PROMPT: Your task is to reproduce the material exactly.

Stored entries
━━━━━━━━━━━━━━━━━━━━

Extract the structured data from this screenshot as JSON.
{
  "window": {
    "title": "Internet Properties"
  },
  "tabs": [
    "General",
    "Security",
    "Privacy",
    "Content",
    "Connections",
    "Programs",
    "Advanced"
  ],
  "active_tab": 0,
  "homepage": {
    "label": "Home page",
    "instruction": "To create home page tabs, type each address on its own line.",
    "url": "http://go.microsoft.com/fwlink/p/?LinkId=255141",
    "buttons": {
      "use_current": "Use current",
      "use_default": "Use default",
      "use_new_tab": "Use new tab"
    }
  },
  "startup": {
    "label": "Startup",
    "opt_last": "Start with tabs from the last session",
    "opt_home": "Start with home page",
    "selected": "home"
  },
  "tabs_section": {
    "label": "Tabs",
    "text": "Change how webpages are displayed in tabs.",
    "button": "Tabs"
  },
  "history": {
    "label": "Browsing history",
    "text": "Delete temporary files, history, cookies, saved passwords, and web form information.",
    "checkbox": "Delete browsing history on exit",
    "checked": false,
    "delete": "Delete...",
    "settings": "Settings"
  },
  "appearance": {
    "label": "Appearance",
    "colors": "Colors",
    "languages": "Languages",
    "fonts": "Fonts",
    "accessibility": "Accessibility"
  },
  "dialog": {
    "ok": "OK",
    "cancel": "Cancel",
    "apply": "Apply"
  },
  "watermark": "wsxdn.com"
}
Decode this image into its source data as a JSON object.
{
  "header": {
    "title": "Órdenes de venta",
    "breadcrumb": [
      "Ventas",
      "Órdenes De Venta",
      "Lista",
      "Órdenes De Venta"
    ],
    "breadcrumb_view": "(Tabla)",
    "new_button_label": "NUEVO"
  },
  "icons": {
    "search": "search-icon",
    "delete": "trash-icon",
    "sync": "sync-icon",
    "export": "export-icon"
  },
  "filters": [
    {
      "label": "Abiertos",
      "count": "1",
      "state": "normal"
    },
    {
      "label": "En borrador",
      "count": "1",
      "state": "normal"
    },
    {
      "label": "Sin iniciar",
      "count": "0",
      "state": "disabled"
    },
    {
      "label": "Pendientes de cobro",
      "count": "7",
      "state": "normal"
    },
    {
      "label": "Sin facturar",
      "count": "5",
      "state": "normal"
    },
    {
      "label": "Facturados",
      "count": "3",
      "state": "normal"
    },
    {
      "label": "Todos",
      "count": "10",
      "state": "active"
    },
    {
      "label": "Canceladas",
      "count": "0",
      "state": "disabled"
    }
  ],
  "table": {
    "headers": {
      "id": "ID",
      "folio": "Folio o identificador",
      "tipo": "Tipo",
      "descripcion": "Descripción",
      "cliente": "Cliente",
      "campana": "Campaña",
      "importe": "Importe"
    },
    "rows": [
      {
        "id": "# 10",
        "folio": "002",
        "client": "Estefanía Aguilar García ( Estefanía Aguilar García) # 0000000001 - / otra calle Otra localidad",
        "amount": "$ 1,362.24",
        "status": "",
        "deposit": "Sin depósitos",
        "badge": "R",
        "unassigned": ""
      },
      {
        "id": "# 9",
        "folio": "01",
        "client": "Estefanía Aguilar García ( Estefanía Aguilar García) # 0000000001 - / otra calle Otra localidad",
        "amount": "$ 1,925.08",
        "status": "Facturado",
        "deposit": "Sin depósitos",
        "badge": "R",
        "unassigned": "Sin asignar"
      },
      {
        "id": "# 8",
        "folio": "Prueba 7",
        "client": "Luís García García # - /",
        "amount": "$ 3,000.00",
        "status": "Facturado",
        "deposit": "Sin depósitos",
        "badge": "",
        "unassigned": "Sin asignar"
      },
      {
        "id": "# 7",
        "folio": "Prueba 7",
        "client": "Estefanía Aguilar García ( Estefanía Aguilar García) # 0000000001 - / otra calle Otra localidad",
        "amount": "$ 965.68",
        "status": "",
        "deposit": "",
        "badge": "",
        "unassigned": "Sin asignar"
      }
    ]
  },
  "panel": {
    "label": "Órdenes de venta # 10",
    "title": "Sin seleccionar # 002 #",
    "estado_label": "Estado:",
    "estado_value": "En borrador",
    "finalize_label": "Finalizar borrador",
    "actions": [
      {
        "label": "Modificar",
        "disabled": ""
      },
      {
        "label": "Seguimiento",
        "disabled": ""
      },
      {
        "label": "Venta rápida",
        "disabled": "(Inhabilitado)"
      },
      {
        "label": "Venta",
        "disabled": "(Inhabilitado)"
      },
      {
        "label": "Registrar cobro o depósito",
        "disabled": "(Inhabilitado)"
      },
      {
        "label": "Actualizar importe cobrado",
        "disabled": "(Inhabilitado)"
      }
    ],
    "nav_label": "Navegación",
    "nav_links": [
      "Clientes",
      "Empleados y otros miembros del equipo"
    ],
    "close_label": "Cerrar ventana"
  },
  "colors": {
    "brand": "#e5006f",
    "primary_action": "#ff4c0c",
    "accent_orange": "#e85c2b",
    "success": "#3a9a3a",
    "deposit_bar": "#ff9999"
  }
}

━━━━━━━━━━━━━━━━━━━━

COMPLETE OUTPUT:
Extract the structured data from this screenshot as JSON.
{
  "window": {
    "title": "Internet Properties"
  },
  "tabs": [
    "General",
    "Security",
    "Privacy",
    "Content",
    "Connections",
    "Programs",
    "Advanced"
  ],
  "active_tab": 0,
  "homepage": {
    "label": "Home page",
    "instruction": "To create home page tabs, type each address on its own line.",
    "url": "http://go.microsoft.com/fwlink/p/?LinkId=255141",
    "buttons": {
      "use_current": "Use current",
      "use_default": "Use default",
      "use_new_tab": "Use new tab"
    }
  },
  "startup": {
    "label": "Startup",
    "opt_last": "Start with tabs from the last session",
    "opt_home": "Start with home page",
    "selected": "home"
  },
  "tabs_section": {
    "label": "Tabs",
    "text": "Change how webpages are displayed in tabs.",
    "button": "Tabs"
  },
  "history": {
    "label": "Browsing history",
    "text": "Delete temporary files, history, cookies, saved passwords, and web form information.",
    "checkbox": "Delete browsing history on exit",
    "checked": false,
    "delete": "Delete...",
    "settings": "Settings"
  },
  "appearance": {
    "label": "Appearance",
    "colors": "Colors",
    "languages": "Languages",
    "fonts": "Fonts",
    "accessibility": "Accessibility"
  },
  "dialog": {
    "ok": "OK",
    "cancel": "Cancel",
    "apply": "Apply"
  },
  "watermark": "wsxdn.com"
}
Decode this image into its source data as a JSON object.
{
  "header": {
    "title": "Órdenes de venta",
    "breadcrumb": [
      "Ventas",
      "Órdenes De Venta",
      "Lista",
      "Órdenes De Venta"
    ],
    "breadcrumb_view": "(Tabla)",
    "new_button_label": "NUEVO"
  },
  "icons": {
    "search": "search-icon",
    "delete": "trash-icon",
    "sync": "sync-icon",
    "export": "export-icon"
  },
  "filters": [
    {
      "label": "Abiertos",
      "count": "1",
      "state": "normal"
    },
    {
      "label": "En borrador",
      "count": "1",
      "state": "normal"
    },
    {
      "label": "Sin iniciar",
      "count": "0",
      "state": "disabled"
    },
    {
      "label": "Pendientes de cobro",
      "count": "7",
      "state": "normal"
    },
    {
      "label": "Sin facturar",
      "count": "5",
      "state": "normal"
    },
    {
      "label": "Facturados",
      "count": "3",
      "state": "normal"
    },
    {
      "label": "Todos",
      "count": "10",
      "state": "active"
    },
    {
      "label": "Canceladas",
      "count": "0",
      "state": "disabled"
    }
  ],
  "table": {
    "headers": {
      "id": "ID",
      "folio": "Folio o identificador",
      "tipo": "Tipo",
      "descripcion": "Descripción",
      "cliente": "Cliente",
      "campana": "Campaña",
      "importe": "Importe"
    },
    "rows": [
      {
        "id": "# 10",
        "folio": "002",
        "client": "Estefanía Aguilar García ( Estefanía Aguilar García) # 0000000001 - / otra calle Otra localidad",
        "amount": "$ 1,362.24",
        "status": "",
        "deposit": "Sin depósitos",
        "badge": "R",
        "unassigned": ""
      },
      {
        "id": "# 9",
        "folio": "01",
        "client": "Estefanía Aguilar García ( Estefanía Aguilar García) # 0000000001 - / otra calle Otra localidad",
        "amount": "$ 1,925.08",
        "status": "Facturado",
        "deposit": "Sin depósitos",
        "badge": "R",
        "unassigned": "Sin asignar"
      },
      {
        "id": "# 8",
        "folio": "Prueba 7",
        "client": "Luís García García # - /",
        "amount": "$ 3,000.00",
        "status": "Facturado",
        "deposit": "Sin depósitos",
        "badge": "",
        "unassigned": "Sin asignar"
      },
      {
        "id": "# 7",
        "folio": "Prueba 7",
        "client": "Estefanía Aguilar García ( Estefanía Aguilar García) # 0000000001 - / otra calle Otra localidad",
        "amount": "$ 965.68",
        "status": "",
        "deposit": "",
        "badge": "",
        "unassigned": "Sin asignar"
      }
    ]
  },
  "panel": {
    "label": "Órdenes de venta # 10",
    "title": "Sin seleccionar # 002 #",
    "estado_label": "Estado:",
    "estado_value": "En borrador",
    "finalize_label": "Finalizar borrador",
    "actions": [
      {
        "label": "Modificar",
        "disabled": ""
      },
      {
        "label": "Seguimiento",
        "disabled": ""
      },
      {
        "label": "Venta rápida",
        "disabled": "(Inhabilitado)"
      },
      {
        "label": "Venta",
        "disabled": "(Inhabilitado)"
      },
      {
        "label": "Registrar cobro o depósito",
        "disabled": "(Inhabilitado)"
      },
      {
        "label": "Actualizar importe cobrado",
        "disabled": "(Inhabilitado)"
      }
    ],
    "nav_label": "Navegación",
    "nav_links": [
      "Clientes",
      "Empleados y otros miembros del equipo"
    ],
    "close_label": "Cerrar ventana"
  },
  "colors": {
    "brand": "#e5006f",
    "primary_action": "#ff4c0c",
    "accent_orange": "#e85c2b",
    "success": "#3a9a3a",
    "deposit_bar": "#ff9999"
  }
}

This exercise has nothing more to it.